[Dataset listings of figures]
--------------------------------

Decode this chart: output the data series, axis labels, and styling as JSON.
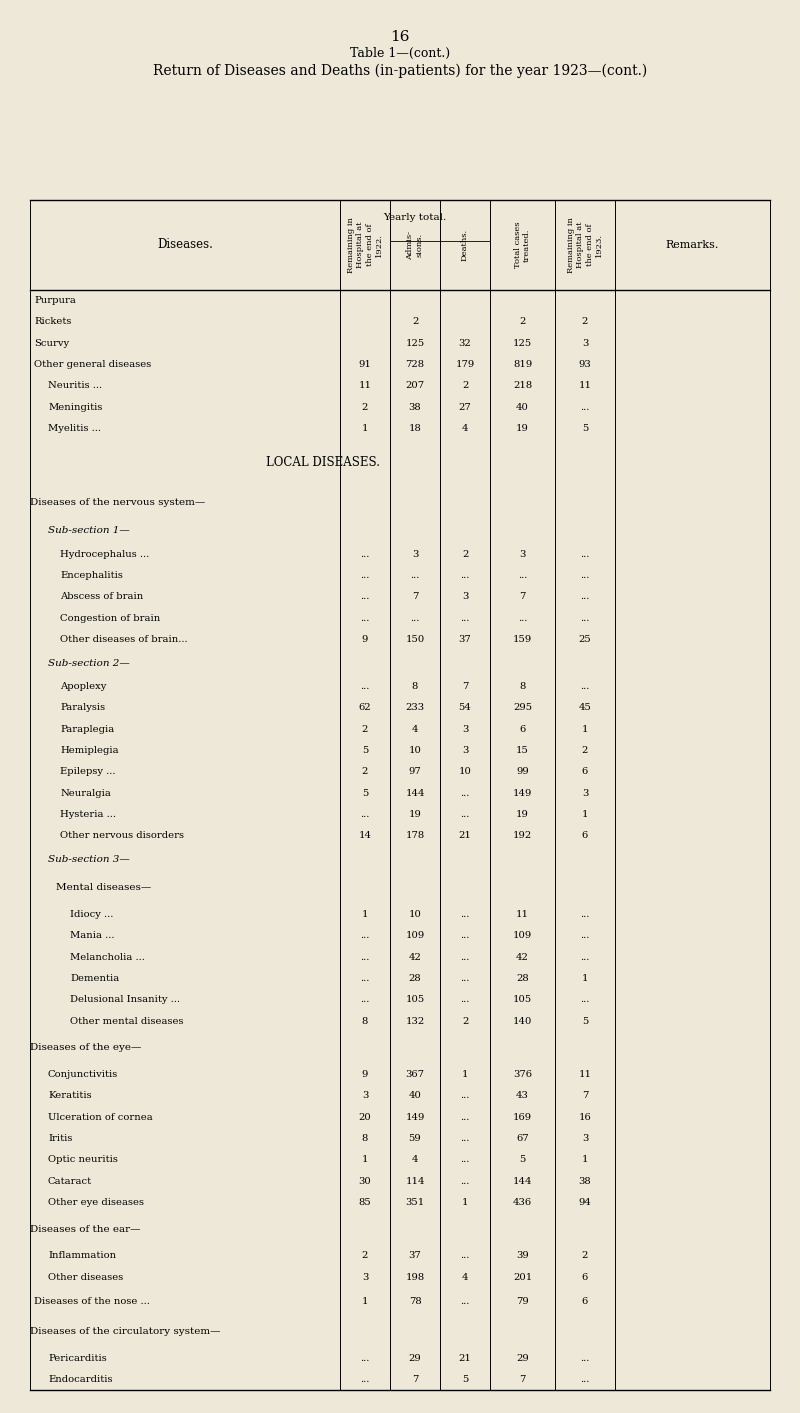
{
  "page_number": "16",
  "table_title": "Table 1—(cont.)",
  "subtitle": "Return of Diseases and Deaths (in-patients) for the year 1923—(cont.)",
  "bg_color": "#ede8d8",
  "col_header_diseases": "Diseases.",
  "col_header_rem1922": "Remaining in\nHospital at\nthe end of\n1922.",
  "col_header_admis": "Admis-\nsions.",
  "col_header_deaths": "Deaths.",
  "col_header_total": "Total cases\ntreated.",
  "col_header_rem1923": "Remaining in\nHospital at\nthe end of\n1923.",
  "col_header_remarks": "Remarks.",
  "yearly_total_label": "Yearly total.",
  "rows": [
    {
      "disease": "Purpura",
      "indent": 0,
      "type": "data",
      "dots": "       ...          ...           ...",
      "rem1922": "",
      "admis": "",
      "deaths": "",
      "total": "",
      "rem1923": ""
    },
    {
      "disease": "Rickets",
      "indent": 0,
      "type": "data",
      "dots": "       ...          ...           ...",
      "rem1922": "",
      "admis": "2",
      "deaths": "",
      "total": "2",
      "rem1923": "2"
    },
    {
      "disease": "Scurvy",
      "indent": 0,
      "type": "data",
      "dots": "       ...          ...           ...",
      "rem1922": "",
      "admis": "125",
      "deaths": "32",
      "total": "125",
      "rem1923": "3"
    },
    {
      "disease": "Other general diseases",
      "indent": 0,
      "type": "data",
      "dots": "   ...          ...           ...",
      "rem1922": "91",
      "admis": "728",
      "deaths": "179",
      "total": "819",
      "rem1923": "93"
    },
    {
      "disease": "Neuritis ...",
      "indent": 1,
      "type": "data",
      "dots": "      ...           ...",
      "rem1922": "11",
      "admis": "207",
      "deaths": "2",
      "total": "218",
      "rem1923": "11"
    },
    {
      "disease": "Meningitis",
      "indent": 1,
      "type": "data",
      "dots": "      ...           ...",
      "rem1922": "2",
      "admis": "38",
      "deaths": "27",
      "total": "40",
      "rem1923": "..."
    },
    {
      "disease": "Myelitis ...",
      "indent": 1,
      "type": "data",
      "dots": "      ...           ...",
      "rem1922": "1",
      "admis": "18",
      "deaths": "4",
      "total": "19",
      "rem1923": "5"
    },
    {
      "disease": "LOCAL DISEASES.",
      "indent": 0,
      "type": "section_center",
      "rem1922": "",
      "admis": "",
      "deaths": "",
      "total": "",
      "rem1923": ""
    },
    {
      "disease": "Diseases of the nervous system—",
      "indent": 0,
      "type": "category",
      "rem1922": "",
      "admis": "",
      "deaths": "",
      "total": "",
      "rem1923": ""
    },
    {
      "disease": "Sub-section 1—",
      "indent": 1,
      "type": "italic",
      "rem1922": "",
      "admis": "",
      "deaths": "",
      "total": "",
      "rem1923": ""
    },
    {
      "disease": "Hydrocephalus ...",
      "indent": 2,
      "type": "data",
      "rem1922": "...",
      "admis": "3",
      "deaths": "2",
      "total": "3",
      "rem1923": "..."
    },
    {
      "disease": "Encephalitis",
      "indent": 2,
      "type": "data",
      "rem1922": "...",
      "admis": "...",
      "deaths": "...",
      "total": "...",
      "rem1923": "..."
    },
    {
      "disease": "Abscess of brain",
      "indent": 2,
      "type": "data",
      "rem1922": "...",
      "admis": "7",
      "deaths": "3",
      "total": "7",
      "rem1923": "..."
    },
    {
      "disease": "Congestion of brain",
      "indent": 2,
      "type": "data",
      "rem1922": "...",
      "admis": "...",
      "deaths": "...",
      "total": "...",
      "rem1923": "..."
    },
    {
      "disease": "Other diseases of brain...",
      "indent": 2,
      "type": "data",
      "rem1922": "9",
      "admis": "150",
      "deaths": "37",
      "total": "159",
      "rem1923": "25"
    },
    {
      "disease": "Sub-section 2—",
      "indent": 1,
      "type": "italic",
      "rem1922": "",
      "admis": "",
      "deaths": "",
      "total": "",
      "rem1923": ""
    },
    {
      "disease": "Apoplexy",
      "indent": 2,
      "type": "data",
      "rem1922": "...",
      "admis": "8",
      "deaths": "7",
      "total": "8",
      "rem1923": "..."
    },
    {
      "disease": "Paralysis",
      "indent": 2,
      "type": "data",
      "rem1922": "62",
      "admis": "233",
      "deaths": "54",
      "total": "295",
      "rem1923": "45"
    },
    {
      "disease": "Paraplegia",
      "indent": 2,
      "type": "data",
      "rem1922": "2",
      "admis": "4",
      "deaths": "3",
      "total": "6",
      "rem1923": "1"
    },
    {
      "disease": "Hemiplegia",
      "indent": 2,
      "type": "data",
      "rem1922": "5",
      "admis": "10",
      "deaths": "3",
      "total": "15",
      "rem1923": "2"
    },
    {
      "disease": "Epilepsy ...",
      "indent": 2,
      "type": "data",
      "rem1922": "2",
      "admis": "97",
      "deaths": "10",
      "total": "99",
      "rem1923": "6"
    },
    {
      "disease": "Neuralgia",
      "indent": 2,
      "type": "data",
      "rem1922": "5",
      "admis": "144",
      "deaths": "...",
      "total": "149",
      "rem1923": "3"
    },
    {
      "disease": "Hysteria ...",
      "indent": 2,
      "type": "data",
      "rem1922": "...",
      "admis": "19",
      "deaths": "...",
      "total": "19",
      "rem1923": "1"
    },
    {
      "disease": "Other nervous disorders",
      "indent": 2,
      "type": "data",
      "rem1922": "14",
      "admis": "178",
      "deaths": "21",
      "total": "192",
      "rem1923": "6"
    },
    {
      "disease": "Sub-section 3—",
      "indent": 1,
      "type": "italic",
      "rem1922": "",
      "admis": "",
      "deaths": "",
      "total": "",
      "rem1923": ""
    },
    {
      "disease": "Mental diseases—",
      "indent": 2,
      "type": "category",
      "rem1922": "",
      "admis": "",
      "deaths": "",
      "total": "",
      "rem1923": ""
    },
    {
      "disease": "Idiocy ...",
      "indent": 3,
      "type": "data",
      "rem1922": "1",
      "admis": "10",
      "deaths": "...",
      "total": "11",
      "rem1923": "..."
    },
    {
      "disease": "Mania ...",
      "indent": 3,
      "type": "data",
      "rem1922": "...",
      "admis": "109",
      "deaths": "...",
      "total": "109",
      "rem1923": "..."
    },
    {
      "disease": "Melancholia ...",
      "indent": 3,
      "type": "data",
      "rem1922": "...",
      "admis": "42",
      "deaths": "...",
      "total": "42",
      "rem1923": "..."
    },
    {
      "disease": "Dementia",
      "indent": 3,
      "type": "data",
      "rem1922": "...",
      "admis": "28",
      "deaths": "...",
      "total": "28",
      "rem1923": "1"
    },
    {
      "disease": "Delusional Insanity ...",
      "indent": 3,
      "type": "data",
      "rem1922": "...",
      "admis": "105",
      "deaths": "...",
      "total": "105",
      "rem1923": "..."
    },
    {
      "disease": "Other mental diseases",
      "indent": 3,
      "type": "data",
      "rem1922": "8",
      "admis": "132",
      "deaths": "2",
      "total": "140",
      "rem1923": "5"
    },
    {
      "disease": "Diseases of the eye—",
      "indent": 0,
      "type": "category",
      "rem1922": "",
      "admis": "",
      "deaths": "",
      "total": "",
      "rem1923": ""
    },
    {
      "disease": "Conjunctivitis",
      "indent": 1,
      "type": "data",
      "rem1922": "9",
      "admis": "367",
      "deaths": "1",
      "total": "376",
      "rem1923": "11"
    },
    {
      "disease": "Keratitis",
      "indent": 1,
      "type": "data",
      "rem1922": "3",
      "admis": "40",
      "deaths": "...",
      "total": "43",
      "rem1923": "7"
    },
    {
      "disease": "Ulceration of cornea",
      "indent": 1,
      "type": "data",
      "rem1922": "20",
      "admis": "149",
      "deaths": "...",
      "total": "169",
      "rem1923": "16"
    },
    {
      "disease": "Iritis",
      "indent": 1,
      "type": "data",
      "rem1922": "8",
      "admis": "59",
      "deaths": "...",
      "total": "67",
      "rem1923": "3"
    },
    {
      "disease": "Optic neuritis",
      "indent": 1,
      "type": "data",
      "rem1922": "1",
      "admis": "4",
      "deaths": "...",
      "total": "5",
      "rem1923": "1"
    },
    {
      "disease": "Cataract",
      "indent": 1,
      "type": "data",
      "rem1922": "30",
      "admis": "114",
      "deaths": "...",
      "total": "144",
      "rem1923": "38"
    },
    {
      "disease": "Other eye diseases",
      "indent": 1,
      "type": "data",
      "rem1922": "85",
      "admis": "351",
      "deaths": "1",
      "total": "436",
      "rem1923": "94"
    },
    {
      "disease": "Diseases of the ear—",
      "indent": 0,
      "type": "category",
      "rem1922": "",
      "admis": "",
      "deaths": "",
      "total": "",
      "rem1923": ""
    },
    {
      "disease": "Inflammation",
      "indent": 1,
      "type": "data",
      "rem1922": "2",
      "admis": "37",
      "deaths": "...",
      "total": "39",
      "rem1923": "2"
    },
    {
      "disease": "Other diseases",
      "indent": 1,
      "type": "data",
      "rem1922": "3",
      "admis": "198",
      "deaths": "4",
      "total": "201",
      "rem1923": "6"
    },
    {
      "disease": "Diseases of the nose ...",
      "indent": 0,
      "type": "category_data",
      "rem1922": "1",
      "admis": "78",
      "deaths": "...",
      "total": "79",
      "rem1923": "6"
    },
    {
      "disease": "Diseases of the circulatory system—",
      "indent": 0,
      "type": "category",
      "rem1922": "",
      "admis": "",
      "deaths": "",
      "total": "",
      "rem1923": ""
    },
    {
      "disease": "Pericarditis",
      "indent": 1,
      "type": "data",
      "rem1922": "...",
      "admis": "29",
      "deaths": "21",
      "total": "29",
      "rem1923": "..."
    },
    {
      "disease": "Endocarditis",
      "indent": 1,
      "type": "data",
      "rem1922": "...",
      "admis": "7",
      "deaths": "5",
      "total": "7",
      "rem1923": "..."
    }
  ]
}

--------------------------------

[Task objective] For each line of the data that includes the word "Other", return a copy of it.

[Written solution]
      "disease": "Other general diseases",
      "disease": "Other diseases of brain...",
      "disease": "Other nervous disorders",
      "disease": "Other mental diseases",
      "disease": "Other eye diseases",
      "disease": "Other diseases",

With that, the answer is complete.